Repeat all of the material below exactly as written, images excluded.

[START Items]

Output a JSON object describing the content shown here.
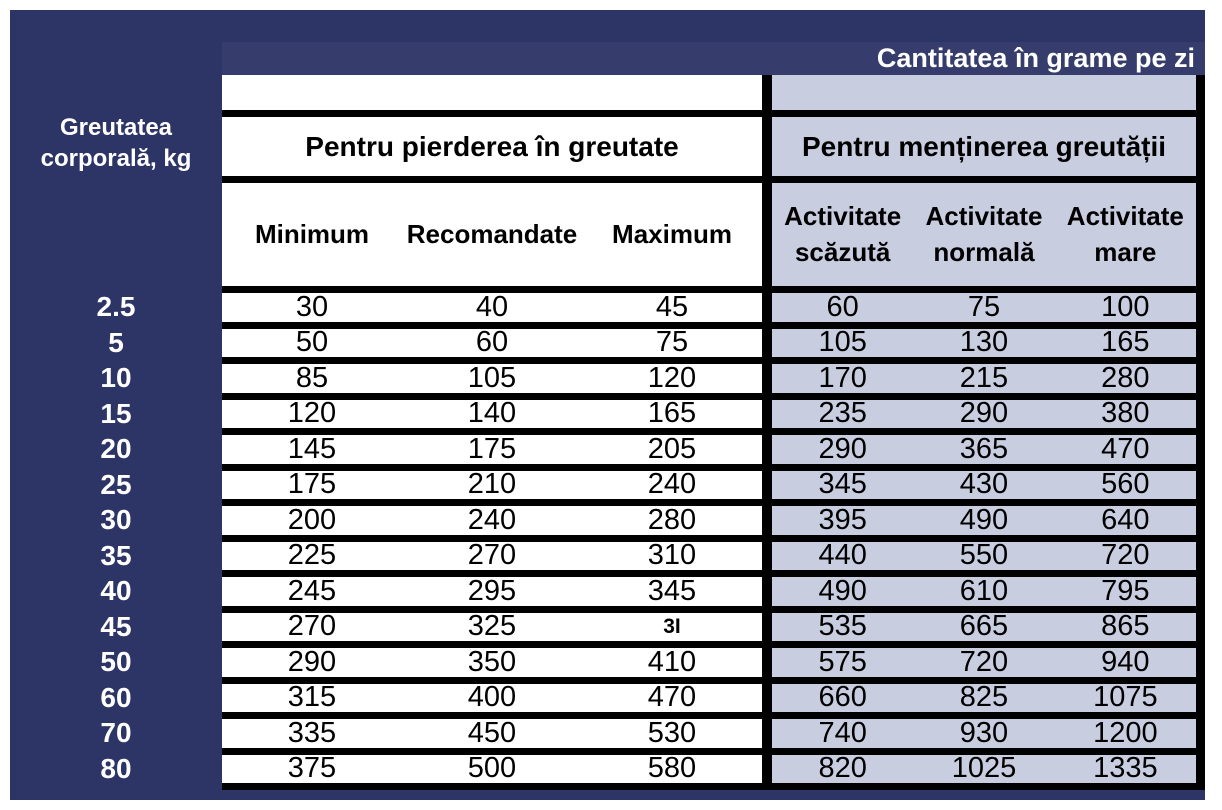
{
  "page": {
    "title_band": "Cantitatea în grame pe zi"
  },
  "weight_column": {
    "label": "Greutatea corporală, kg"
  },
  "sections": {
    "loss": {
      "title": "Pentru pierderea în greutate",
      "columns": [
        "Minimum",
        "Recomandate",
        "Maximum"
      ]
    },
    "maintenance": {
      "title": "Pentru menținerea greutății",
      "columns": [
        "Activitate scăzută",
        "Activitate normală",
        "Activitate mare"
      ]
    }
  },
  "table": {
    "row_header": "weight_kg",
    "rows": [
      [
        "2.5",
        "30",
        "40",
        "45",
        "60",
        "75",
        "100"
      ],
      [
        "5",
        "50",
        "60",
        "75",
        "105",
        "130",
        "165"
      ],
      [
        "10",
        "85",
        "105",
        "120",
        "170",
        "215",
        "280"
      ],
      [
        "15",
        "120",
        "140",
        "165",
        "235",
        "290",
        "380"
      ],
      [
        "20",
        "145",
        "175",
        "205",
        "290",
        "365",
        "470"
      ],
      [
        "25",
        "175",
        "210",
        "240",
        "345",
        "430",
        "560"
      ],
      [
        "30",
        "200",
        "240",
        "280",
        "395",
        "490",
        "640"
      ],
      [
        "35",
        "225",
        "270",
        "310",
        "440",
        "550",
        "720"
      ],
      [
        "40",
        "245",
        "295",
        "345",
        "490",
        "610",
        "795"
      ],
      [
        "45",
        "270",
        "325",
        "3I",
        "535",
        "665",
        "865"
      ],
      [
        "50",
        "290",
        "350",
        "410",
        "575",
        "720",
        "940"
      ],
      [
        "60",
        "315",
        "400",
        "470",
        "660",
        "825",
        "1075"
      ],
      [
        "70",
        "335",
        "450",
        "530",
        "740",
        "930",
        "1200"
      ],
      [
        "80",
        "375",
        "500",
        "580",
        "820",
        "1025",
        "1335"
      ]
    ]
  },
  "colors": {
    "pageBg": "#ffffff",
    "navy": "#2d3466",
    "band": "#363d6c",
    "cellWhite": "#ffffff",
    "cellGray": "#c9cde0",
    "line": "#000000",
    "textLight": "#ffffff",
    "textDark": "#000000"
  }
}
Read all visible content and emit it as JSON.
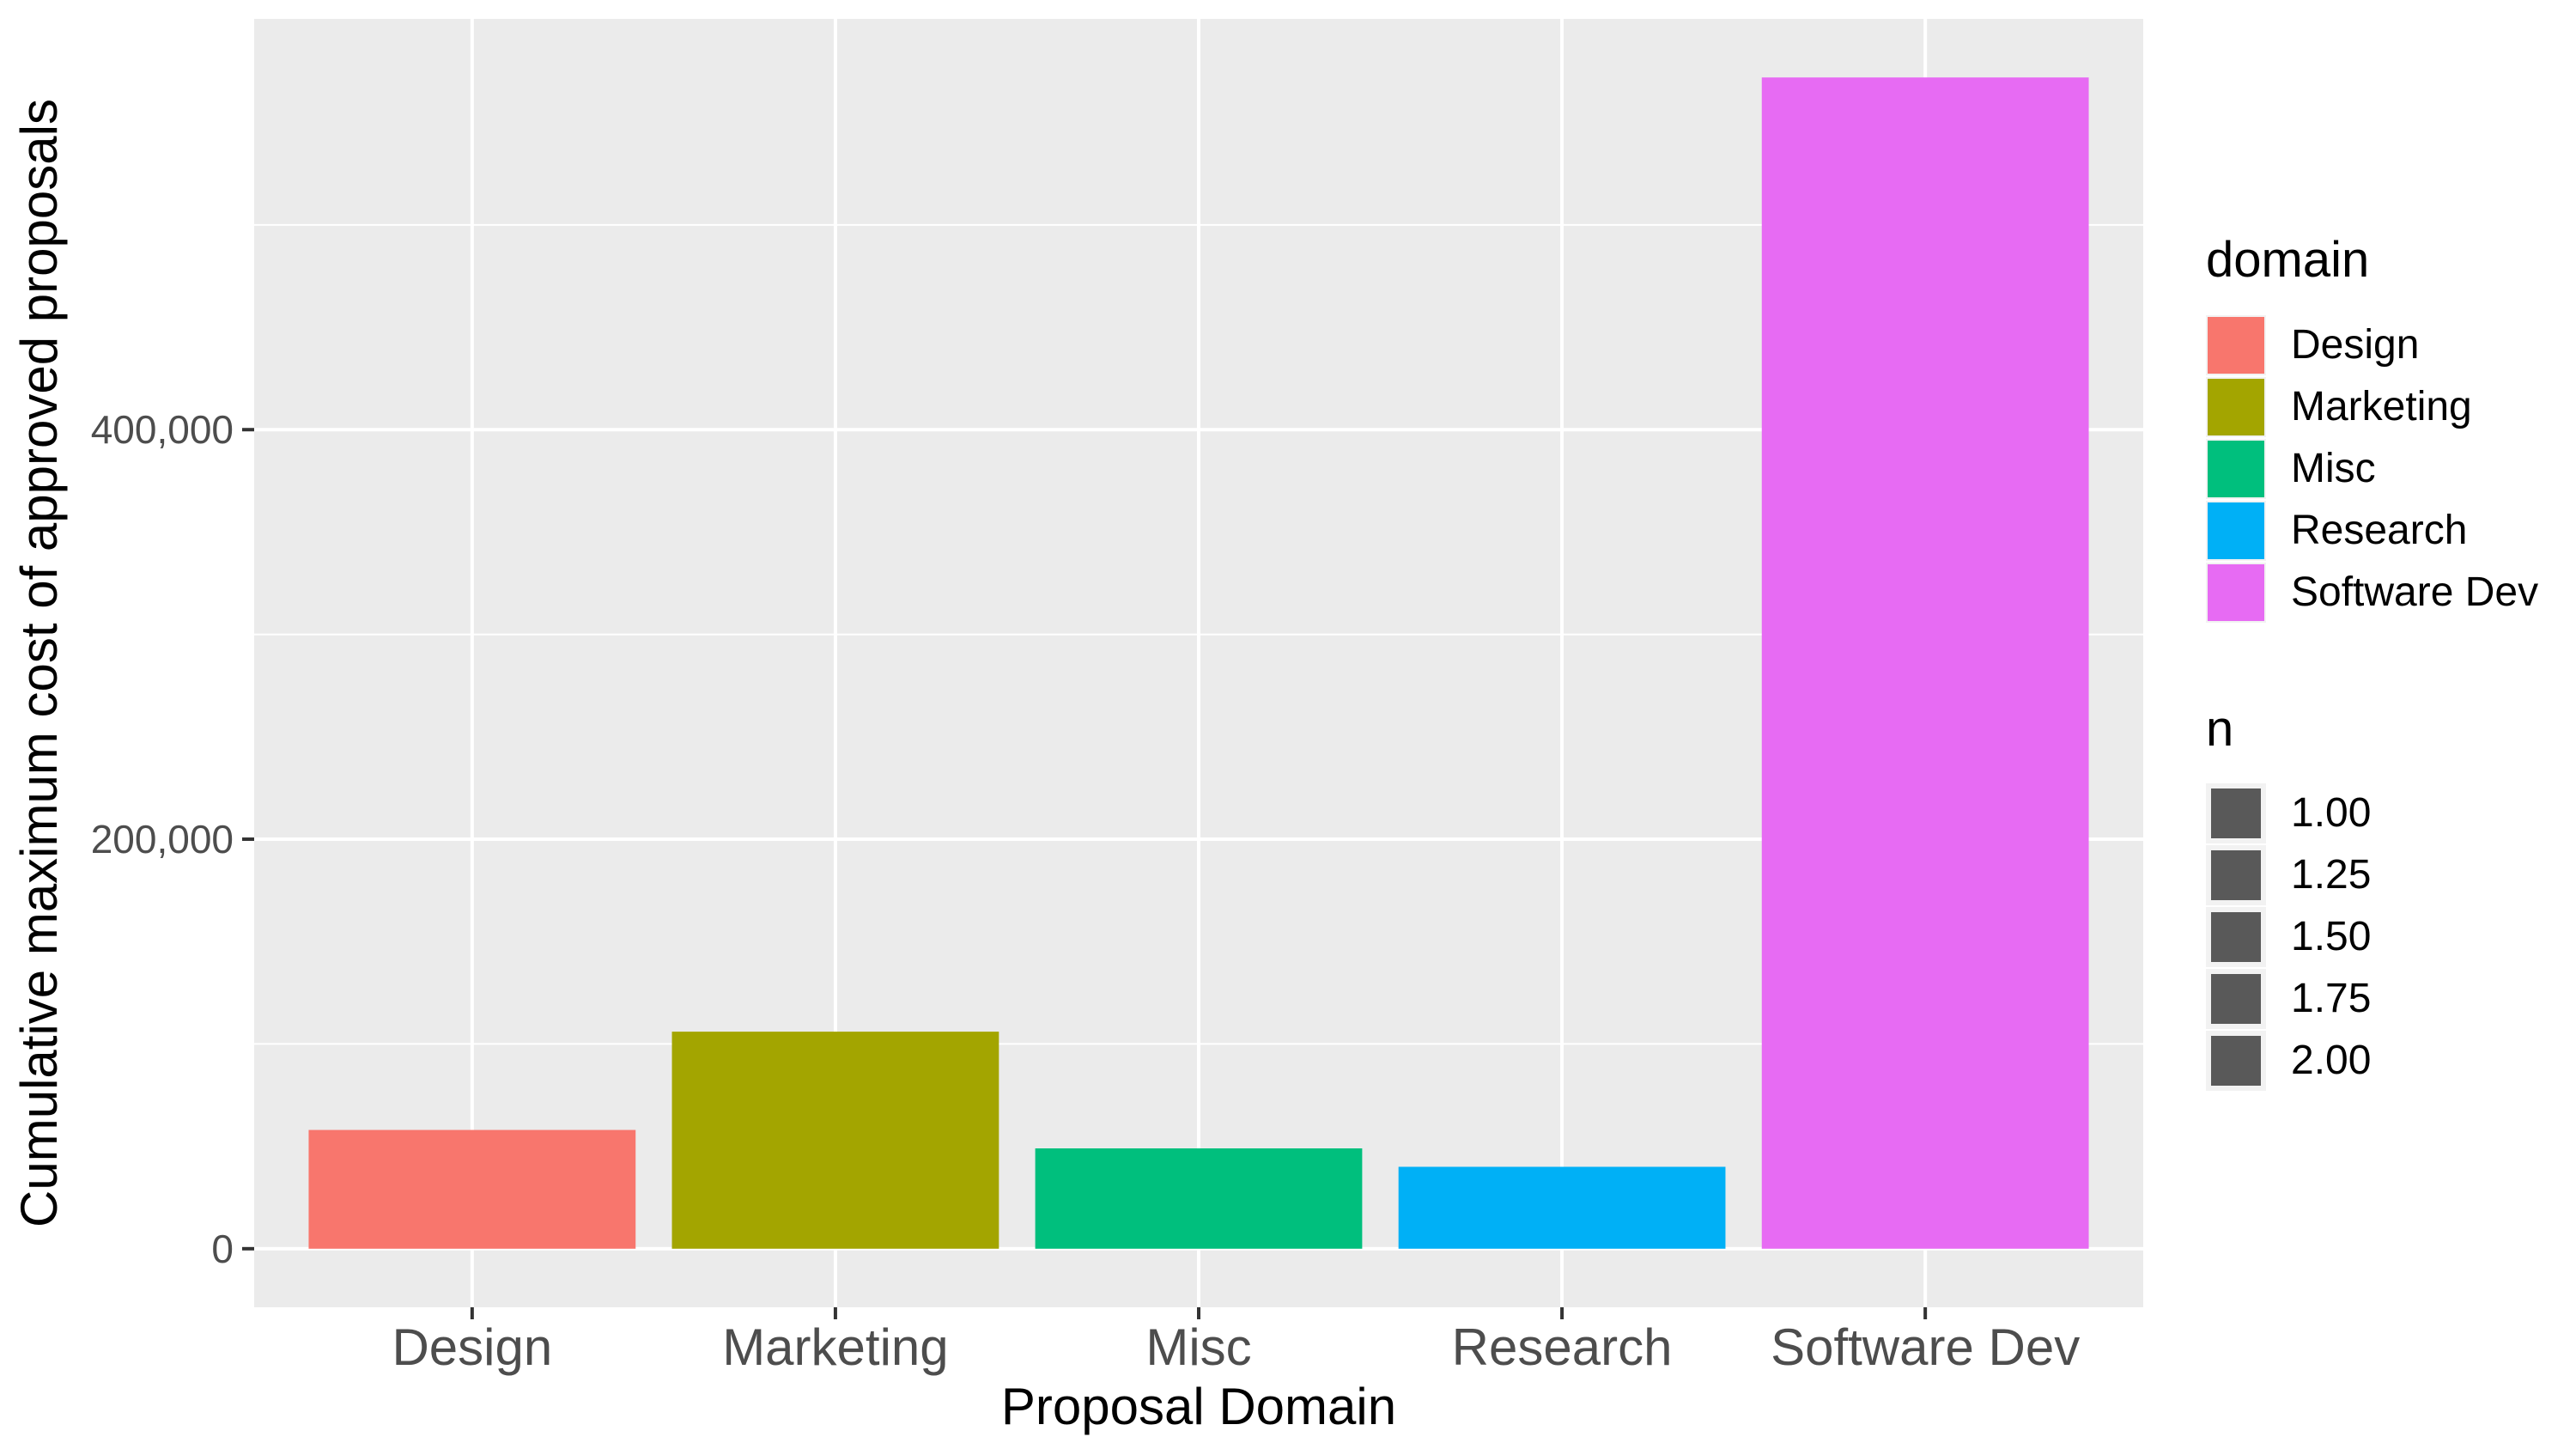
{
  "chart_data": {
    "type": "bar",
    "xlabel": "Proposal Domain",
    "ylabel": "Cumulative maximum cost of approved proposals",
    "categories": [
      "Design",
      "Marketing",
      "Misc",
      "Research",
      "Software Dev"
    ],
    "values": [
      58000,
      106000,
      49000,
      40000,
      572000
    ],
    "colors": [
      "#F8766D",
      "#A3A500",
      "#00BF7D",
      "#00B0F6",
      "#E76BF3"
    ],
    "ylim": [
      -28600,
      600600
    ],
    "y_ticks": [
      0,
      200000,
      400000
    ],
    "y_tick_labels": [
      "0",
      "200,000",
      "400,000"
    ],
    "y_minor_ticks": [
      100000,
      300000,
      500000
    ],
    "grid": true,
    "panel_background": "#EBEBEB",
    "legend_position": "right",
    "legends": [
      {
        "title": "domain",
        "entries": [
          "Design",
          "Marketing",
          "Misc",
          "Research",
          "Software Dev"
        ],
        "colors": [
          "#F8766D",
          "#A3A500",
          "#00BF7D",
          "#00B0F6",
          "#E76BF3"
        ]
      },
      {
        "title": "n",
        "entries": [
          "1.00",
          "1.25",
          "1.50",
          "1.75",
          "2.00"
        ],
        "color": "#595959"
      }
    ]
  }
}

[END Items]

* **Output**
Output a JSON object describing the content shown here.
{
  "page": {
    "title_band": "Cantitatea în grame pe zi"
  },
  "weight_column": {
    "label": "Greutatea corporală, kg"
  },
  "sections": {
    "loss": {
      "title": "Pentru pierderea în greutate",
      "columns": [
        "Minimum",
        "Recomandate",
        "Maximum"
      ]
    },
    "maintenance": {
      "title": "Pentru menținerea greutății",
      "columns": [
        "Activitate scăzută",
        "Activitate normală",
        "Activitate mare"
      ]
    }
  },
  "table": {
    "row_header": "weight_kg",
    "rows": [
      [
        "2.5",
        "30",
        "40",
        "45",
        "60",
        "75",
        "100"
      ],
      [
        "5",
        "50",
        "60",
        "75",
        "105",
        "130",
        "165"
      ],
      [
        "10",
        "85",
        "105",
        "120",
        "170",
        "215",
        "280"
      ],
      [
        "15",
        "120",
        "140",
        "165",
        "235",
        "290",
        "380"
      ],
      [
        "20",
        "145",
        "175",
        "205",
        "290",
        "365",
        "470"
      ],
      [
        "25",
        "175",
        "210",
        "240",
        "345",
        "430",
        "560"
      ],
      [
        "30",
        "200",
        "240",
        "280",
        "395",
        "490",
        "640"
      ],
      [
        "35",
        "225",
        "270",
        "310",
        "440",
        "550",
        "720"
      ],
      [
        "40",
        "245",
        "295",
        "345",
        "490",
        "610",
        "795"
      ],
      [
        "45",
        "270",
        "325",
        "3I",
        "535",
        "665",
        "865"
      ],
      [
        "50",
        "290",
        "350",
        "410",
        "575",
        "720",
        "940"
      ],
      [
        "60",
        "315",
        "400",
        "470",
        "660",
        "825",
        "1075"
      ],
      [
        "70",
        "335",
        "450",
        "530",
        "740",
        "930",
        "1200"
      ],
      [
        "80",
        "375",
        "500",
        "580",
        "820",
        "1025",
        "1335"
      ]
    ]
  },
  "colors": {
    "pageBg": "#ffffff",
    "navy": "#2d3466",
    "band": "#363d6c",
    "cellWhite": "#ffffff",
    "cellGray": "#c9cde0",
    "line": "#000000",
    "textLight": "#ffffff",
    "textDark": "#000000"
  }
}
Read all visible content and emit it as JSON.
{
  "chart_data": {
    "type": "bar",
    "xlabel": "Proposal Domain",
    "ylabel": "Cumulative maximum cost of approved proposals",
    "categories": [
      "Design",
      "Marketing",
      "Misc",
      "Research",
      "Software Dev"
    ],
    "values": [
      58000,
      106000,
      49000,
      40000,
      572000
    ],
    "colors": [
      "#F8766D",
      "#A3A500",
      "#00BF7D",
      "#00B0F6",
      "#E76BF3"
    ],
    "ylim": [
      -28600,
      600600
    ],
    "y_ticks": [
      0,
      200000,
      400000
    ],
    "y_tick_labels": [
      "0",
      "200,000",
      "400,000"
    ],
    "y_minor_ticks": [
      100000,
      300000,
      500000
    ],
    "grid": true,
    "panel_background": "#EBEBEB",
    "legend_position": "right",
    "legends": [
      {
        "title": "domain",
        "entries": [
          "Design",
          "Marketing",
          "Misc",
          "Research",
          "Software Dev"
        ],
        "colors": [
          "#F8766D",
          "#A3A500",
          "#00BF7D",
          "#00B0F6",
          "#E76BF3"
        ]
      },
      {
        "title": "n",
        "entries": [
          "1.00",
          "1.25",
          "1.50",
          "1.75",
          "2.00"
        ],
        "color": "#595959"
      }
    ]
  }
}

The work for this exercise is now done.